Where does the string "title" appear in the records? Copy every line that contains it.

Dataset entries:
· · · · ·
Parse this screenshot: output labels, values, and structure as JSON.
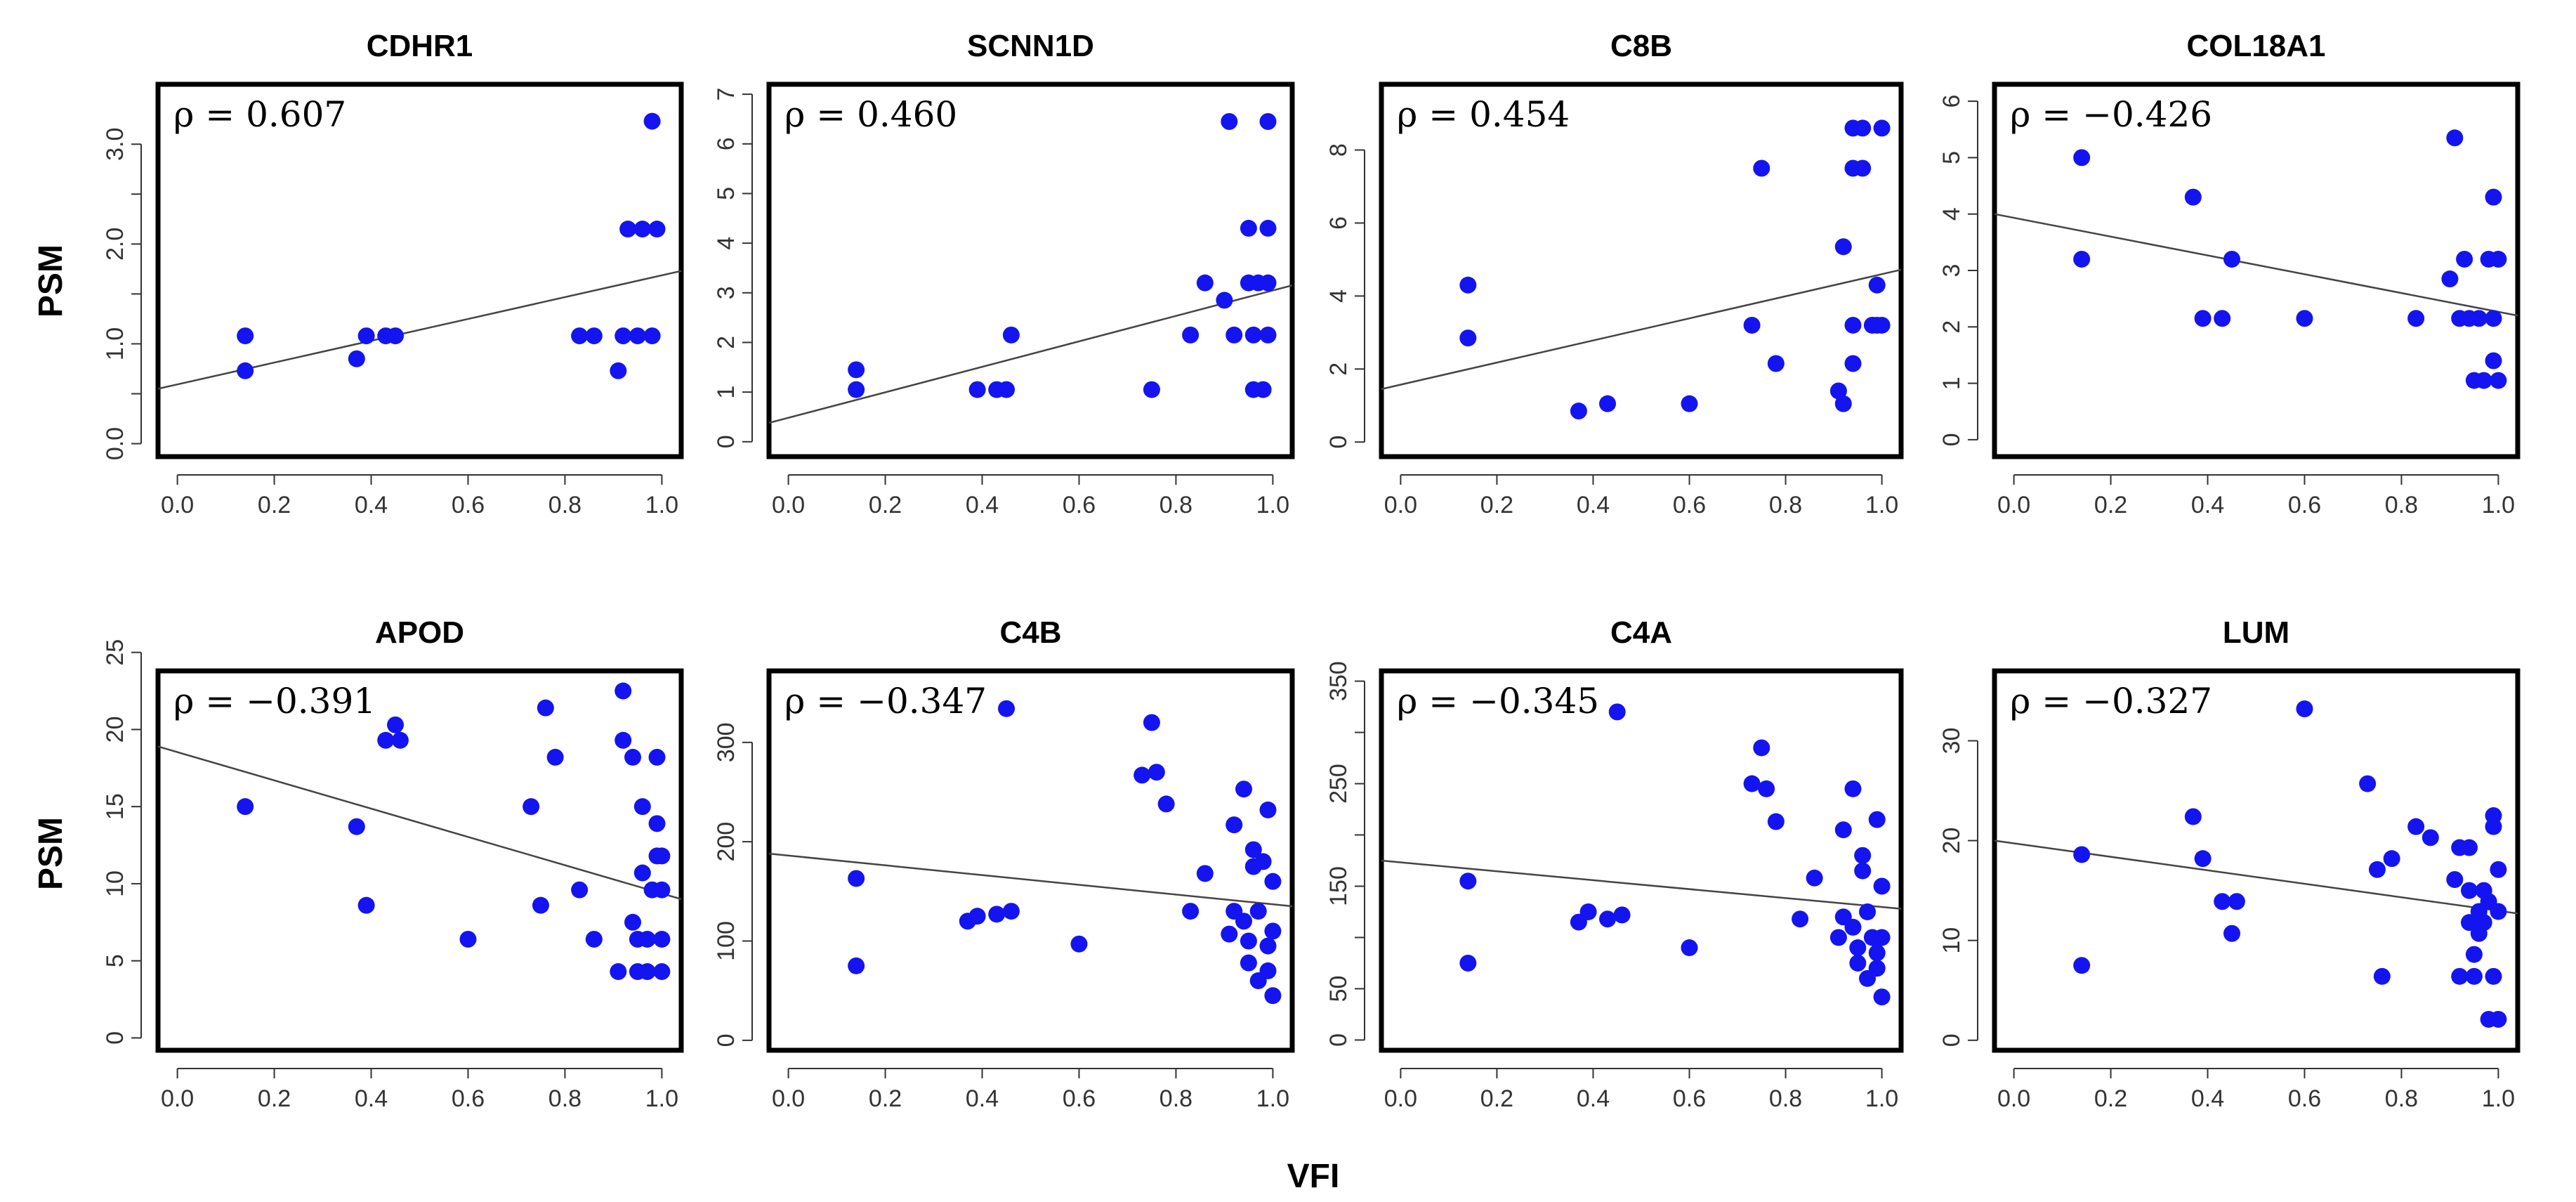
{
  "figure": {
    "ylabel": "PSM",
    "xlabel": "VFI",
    "point_color": "#1414F0",
    "line_color": "#444444",
    "frame_color": "#000000"
  },
  "chart_data": [
    {
      "type": "scatter",
      "title": "CDHR1",
      "rho_text": "ρ = 0.607",
      "xlabel": "VFI",
      "ylabel": "PSM",
      "xlim": [
        -0.04,
        1.04
      ],
      "ylim": [
        -0.13,
        3.6
      ],
      "x_ticks": [
        0.0,
        0.2,
        0.4,
        0.6,
        0.8,
        1.0
      ],
      "x_tick_labels": [
        "0.0",
        "0.2",
        "0.4",
        "0.6",
        "0.8",
        "1.0"
      ],
      "y_ticks": [
        0,
        0.5,
        1,
        1.5,
        2,
        2.5,
        3
      ],
      "y_tick_labels": [
        "0.0",
        "",
        "1.0",
        "",
        "2.0",
        "",
        "3.0"
      ],
      "fit": [
        [
          -0.04,
          0.55
        ],
        [
          1.04,
          1.73
        ]
      ],
      "points": [
        [
          0.14,
          1.08
        ],
        [
          0.14,
          0.73
        ],
        [
          0.37,
          0.85
        ],
        [
          0.39,
          1.08
        ],
        [
          0.43,
          1.08
        ],
        [
          0.45,
          1.08
        ],
        [
          0.83,
          1.08
        ],
        [
          0.86,
          1.08
        ],
        [
          0.91,
          0.73
        ],
        [
          0.92,
          1.08
        ],
        [
          0.93,
          2.15
        ],
        [
          0.95,
          1.08
        ],
        [
          0.96,
          2.15
        ],
        [
          0.98,
          1.08
        ],
        [
          0.99,
          2.15
        ],
        [
          0.98,
          3.23
        ]
      ]
    },
    {
      "type": "scatter",
      "title": "SCNN1D",
      "rho_text": "ρ = 0.460",
      "xlabel": "VFI",
      "ylabel": "PSM",
      "xlim": [
        -0.04,
        1.04
      ],
      "ylim": [
        -0.3,
        7.2
      ],
      "x_ticks": [
        0.0,
        0.2,
        0.4,
        0.6,
        0.8,
        1.0
      ],
      "x_tick_labels": [
        "0.0",
        "0.2",
        "0.4",
        "0.6",
        "0.8",
        "1.0"
      ],
      "y_ticks": [
        0,
        1,
        2,
        3,
        4,
        5,
        6,
        7
      ],
      "y_tick_labels": [
        "0",
        "1",
        "2",
        "3",
        "4",
        "5",
        "6",
        "7"
      ],
      "fit": [
        [
          -0.04,
          0.38
        ],
        [
          1.04,
          3.15
        ]
      ],
      "points": [
        [
          0.14,
          1.45
        ],
        [
          0.14,
          1.05
        ],
        [
          0.39,
          1.05
        ],
        [
          0.43,
          1.05
        ],
        [
          0.45,
          1.05
        ],
        [
          0.46,
          2.15
        ],
        [
          0.75,
          1.05
        ],
        [
          0.83,
          2.15
        ],
        [
          0.86,
          3.2
        ],
        [
          0.9,
          2.85
        ],
        [
          0.92,
          2.15
        ],
        [
          0.91,
          6.45
        ],
        [
          0.95,
          4.3
        ],
        [
          0.95,
          3.2
        ],
        [
          0.96,
          1.05
        ],
        [
          0.96,
          2.15
        ],
        [
          0.97,
          3.2
        ],
        [
          0.98,
          1.05
        ],
        [
          0.99,
          2.15
        ],
        [
          0.99,
          3.2
        ],
        [
          0.99,
          4.3
        ],
        [
          0.99,
          6.45
        ]
      ]
    },
    {
      "type": "scatter",
      "title": "C8B",
      "rho_text": "ρ = 0.454",
      "xlabel": "VFI",
      "ylabel": "PSM",
      "xlim": [
        -0.04,
        1.04
      ],
      "ylim": [
        -0.4,
        9.8
      ],
      "x_ticks": [
        0.0,
        0.2,
        0.4,
        0.6,
        0.8,
        1.0
      ],
      "x_tick_labels": [
        "0.0",
        "0.2",
        "0.4",
        "0.6",
        "0.8",
        "1.0"
      ],
      "y_ticks": [
        0,
        2,
        4,
        6,
        8
      ],
      "y_tick_labels": [
        "0",
        "2",
        "4",
        "6",
        "8"
      ],
      "fit": [
        [
          -0.04,
          1.45
        ],
        [
          1.04,
          4.72
        ]
      ],
      "points": [
        [
          0.14,
          4.3
        ],
        [
          0.14,
          2.85
        ],
        [
          0.37,
          0.85
        ],
        [
          0.43,
          1.05
        ],
        [
          0.6,
          1.05
        ],
        [
          0.73,
          3.2
        ],
        [
          0.75,
          7.5
        ],
        [
          0.78,
          2.15
        ],
        [
          0.91,
          1.4
        ],
        [
          0.92,
          1.05
        ],
        [
          0.92,
          5.35
        ],
        [
          0.94,
          2.15
        ],
        [
          0.94,
          3.2
        ],
        [
          0.94,
          7.5
        ],
        [
          0.94,
          8.6
        ],
        [
          0.96,
          7.5
        ],
        [
          0.96,
          8.6
        ],
        [
          0.98,
          3.2
        ],
        [
          0.99,
          4.3
        ],
        [
          0.99,
          3.2
        ],
        [
          1.0,
          3.2
        ],
        [
          1.0,
          8.6
        ]
      ]
    },
    {
      "type": "scatter",
      "title": "COL18A1",
      "rho_text": "ρ = −0.426",
      "xlabel": "VFI",
      "ylabel": "PSM",
      "xlim": [
        -0.04,
        1.04
      ],
      "ylim": [
        -0.3,
        6.3
      ],
      "x_ticks": [
        0.0,
        0.2,
        0.4,
        0.6,
        0.8,
        1.0
      ],
      "x_tick_labels": [
        "0.0",
        "0.2",
        "0.4",
        "0.6",
        "0.8",
        "1.0"
      ],
      "y_ticks": [
        0,
        1,
        2,
        3,
        4,
        5,
        6
      ],
      "y_tick_labels": [
        "0",
        "1",
        "2",
        "3",
        "4",
        "5",
        "6"
      ],
      "fit": [
        [
          -0.04,
          4.0
        ],
        [
          1.04,
          2.2
        ]
      ],
      "points": [
        [
          0.14,
          5.0
        ],
        [
          0.14,
          3.2
        ],
        [
          0.37,
          4.3
        ],
        [
          0.39,
          2.15
        ],
        [
          0.43,
          2.15
        ],
        [
          0.45,
          3.2
        ],
        [
          0.6,
          2.15
        ],
        [
          0.83,
          2.15
        ],
        [
          0.91,
          5.35
        ],
        [
          0.9,
          2.85
        ],
        [
          0.92,
          2.15
        ],
        [
          0.93,
          3.2
        ],
        [
          0.94,
          2.15
        ],
        [
          0.95,
          1.05
        ],
        [
          0.96,
          2.15
        ],
        [
          0.97,
          1.05
        ],
        [
          0.98,
          3.2
        ],
        [
          0.99,
          2.15
        ],
        [
          0.99,
          4.3
        ],
        [
          0.99,
          1.4
        ],
        [
          1.0,
          3.2
        ],
        [
          1.0,
          1.05
        ]
      ]
    },
    {
      "type": "scatter",
      "title": "APOD",
      "rho_text": "ρ = −0.391",
      "xlabel": "VFI",
      "ylabel": "PSM",
      "xlim": [
        -0.04,
        1.04
      ],
      "ylim": [
        -0.8,
        23.8
      ],
      "x_ticks": [
        0.0,
        0.2,
        0.4,
        0.6,
        0.8,
        1.0
      ],
      "x_tick_labels": [
        "0.0",
        "0.2",
        "0.4",
        "0.6",
        "0.8",
        "1.0"
      ],
      "y_ticks": [
        0,
        5,
        10,
        15,
        20,
        25
      ],
      "y_tick_labels": [
        "0",
        "5",
        "10",
        "15",
        "20",
        "25"
      ],
      "fit": [
        [
          -0.04,
          18.9
        ],
        [
          1.04,
          9.0
        ]
      ],
      "points": [
        [
          0.14,
          15.0
        ],
        [
          0.37,
          13.7
        ],
        [
          0.39,
          8.6
        ],
        [
          0.43,
          19.3
        ],
        [
          0.45,
          20.3
        ],
        [
          0.46,
          19.3
        ],
        [
          0.6,
          6.4
        ],
        [
          0.73,
          15.0
        ],
        [
          0.75,
          8.6
        ],
        [
          0.76,
          21.4
        ],
        [
          0.78,
          18.2
        ],
        [
          0.83,
          9.6
        ],
        [
          0.86,
          6.4
        ],
        [
          0.91,
          4.3
        ],
        [
          0.92,
          22.5
        ],
        [
          0.92,
          19.3
        ],
        [
          0.94,
          18.2
        ],
        [
          0.94,
          7.5
        ],
        [
          0.95,
          6.4
        ],
        [
          0.95,
          4.3
        ],
        [
          0.96,
          15.0
        ],
        [
          0.96,
          10.7
        ],
        [
          0.97,
          6.4
        ],
        [
          0.97,
          4.3
        ],
        [
          0.98,
          9.6
        ],
        [
          0.99,
          18.2
        ],
        [
          0.99,
          13.9
        ],
        [
          0.99,
          11.8
        ],
        [
          1.0,
          9.6
        ],
        [
          1.0,
          6.4
        ],
        [
          1.0,
          4.3
        ],
        [
          1.0,
          11.8
        ]
      ]
    },
    {
      "type": "scatter",
      "title": "C4B",
      "rho_text": "ρ = −0.347",
      "xlabel": "VFI",
      "ylabel": "PSM",
      "xlim": [
        -0.04,
        1.04
      ],
      "ylim": [
        -10,
        372
      ],
      "x_ticks": [
        0.0,
        0.2,
        0.4,
        0.6,
        0.8,
        1.0
      ],
      "x_tick_labels": [
        "0.0",
        "0.2",
        "0.4",
        "0.6",
        "0.8",
        "1.0"
      ],
      "y_ticks": [
        0,
        100,
        200,
        300
      ],
      "y_tick_labels": [
        "0",
        "100",
        "200",
        "300"
      ],
      "fit": [
        [
          -0.04,
          188
        ],
        [
          1.04,
          135
        ]
      ],
      "points": [
        [
          0.14,
          163
        ],
        [
          0.14,
          75
        ],
        [
          0.37,
          120
        ],
        [
          0.39,
          125
        ],
        [
          0.43,
          127
        ],
        [
          0.45,
          334
        ],
        [
          0.46,
          130
        ],
        [
          0.6,
          97
        ],
        [
          0.73,
          267
        ],
        [
          0.75,
          320
        ],
        [
          0.76,
          270
        ],
        [
          0.78,
          238
        ],
        [
          0.83,
          130
        ],
        [
          0.86,
          168
        ],
        [
          0.91,
          107
        ],
        [
          0.92,
          217
        ],
        [
          0.92,
          130
        ],
        [
          0.94,
          253
        ],
        [
          0.94,
          120
        ],
        [
          0.95,
          100
        ],
        [
          0.95,
          78
        ],
        [
          0.96,
          192
        ],
        [
          0.96,
          175
        ],
        [
          0.97,
          60
        ],
        [
          0.97,
          130
        ],
        [
          0.98,
          180
        ],
        [
          0.99,
          232
        ],
        [
          0.99,
          95
        ],
        [
          0.99,
          70
        ],
        [
          1.0,
          110
        ],
        [
          1.0,
          45
        ],
        [
          1.0,
          160
        ]
      ]
    },
    {
      "type": "scatter",
      "title": "C4A",
      "rho_text": "ρ = −0.345",
      "xlabel": "VFI",
      "ylabel": "PSM",
      "xlim": [
        -0.04,
        1.04
      ],
      "ylim": [
        -10,
        360
      ],
      "x_ticks": [
        0.0,
        0.2,
        0.4,
        0.6,
        0.8,
        1.0
      ],
      "x_tick_labels": [
        "0.0",
        "0.2",
        "0.4",
        "0.6",
        "0.8",
        "1.0"
      ],
      "y_ticks": [
        0,
        50,
        100,
        150,
        200,
        250,
        300,
        350
      ],
      "y_tick_labels": [
        "0",
        "50",
        "",
        "150",
        "",
        "250",
        "",
        "350"
      ],
      "fit": [
        [
          -0.04,
          175
        ],
        [
          1.04,
          128
        ]
      ],
      "points": [
        [
          0.14,
          155
        ],
        [
          0.14,
          75
        ],
        [
          0.37,
          115
        ],
        [
          0.39,
          125
        ],
        [
          0.43,
          118
        ],
        [
          0.45,
          320
        ],
        [
          0.46,
          122
        ],
        [
          0.6,
          90
        ],
        [
          0.73,
          250
        ],
        [
          0.75,
          285
        ],
        [
          0.76,
          245
        ],
        [
          0.78,
          213
        ],
        [
          0.83,
          118
        ],
        [
          0.86,
          158
        ],
        [
          0.91,
          100
        ],
        [
          0.92,
          205
        ],
        [
          0.92,
          120
        ],
        [
          0.94,
          245
        ],
        [
          0.94,
          110
        ],
        [
          0.95,
          90
        ],
        [
          0.95,
          75
        ],
        [
          0.96,
          180
        ],
        [
          0.96,
          165
        ],
        [
          0.97,
          60
        ],
        [
          0.97,
          125
        ],
        [
          0.98,
          100
        ],
        [
          0.99,
          215
        ],
        [
          0.99,
          85
        ],
        [
          0.99,
          70
        ],
        [
          1.0,
          100
        ],
        [
          1.0,
          42
        ],
        [
          1.0,
          150
        ]
      ]
    },
    {
      "type": "scatter",
      "title": "LUM",
      "rho_text": "ρ = −0.327",
      "xlabel": "VFI",
      "ylabel": "PSM",
      "xlim": [
        -0.04,
        1.04
      ],
      "ylim": [
        -1,
        37
      ],
      "x_ticks": [
        0.0,
        0.2,
        0.4,
        0.6,
        0.8,
        1.0
      ],
      "x_tick_labels": [
        "0.0",
        "0.2",
        "0.4",
        "0.6",
        "0.8",
        "1.0"
      ],
      "y_ticks": [
        0,
        10,
        20,
        30
      ],
      "y_tick_labels": [
        "0",
        "10",
        "20",
        "30"
      ],
      "fit": [
        [
          -0.04,
          20.0
        ],
        [
          1.04,
          12.7
        ]
      ],
      "points": [
        [
          0.14,
          18.6
        ],
        [
          0.14,
          7.5
        ],
        [
          0.37,
          22.4
        ],
        [
          0.39,
          18.2
        ],
        [
          0.43,
          13.9
        ],
        [
          0.45,
          10.7
        ],
        [
          0.46,
          13.9
        ],
        [
          0.6,
          33.2
        ],
        [
          0.73,
          25.7
        ],
        [
          0.75,
          17.1
        ],
        [
          0.76,
          6.4
        ],
        [
          0.78,
          18.2
        ],
        [
          0.83,
          21.4
        ],
        [
          0.86,
          20.3
        ],
        [
          0.91,
          16.1
        ],
        [
          0.92,
          19.3
        ],
        [
          0.92,
          6.4
        ],
        [
          0.94,
          19.3
        ],
        [
          0.94,
          15.0
        ],
        [
          0.94,
          11.8
        ],
        [
          0.95,
          8.6
        ],
        [
          0.95,
          6.4
        ],
        [
          0.96,
          12.9
        ],
        [
          0.96,
          10.7
        ],
        [
          0.97,
          15.0
        ],
        [
          0.97,
          11.8
        ],
        [
          0.98,
          2.1
        ],
        [
          0.98,
          13.9
        ],
        [
          0.99,
          21.4
        ],
        [
          0.99,
          22.5
        ],
        [
          0.99,
          6.4
        ],
        [
          1.0,
          12.9
        ],
        [
          1.0,
          17.1
        ],
        [
          1.0,
          2.1
        ]
      ]
    }
  ]
}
· · · · ·
» EXPECTED ANSWER
      "title": "CDHR1",
      "title": "SCNN1D",
      "title": "C8B",
      "title": "COL18A1",
      "title": "APOD",
      "title": "C4B",
      "title": "C4A",
      "title": "LUM",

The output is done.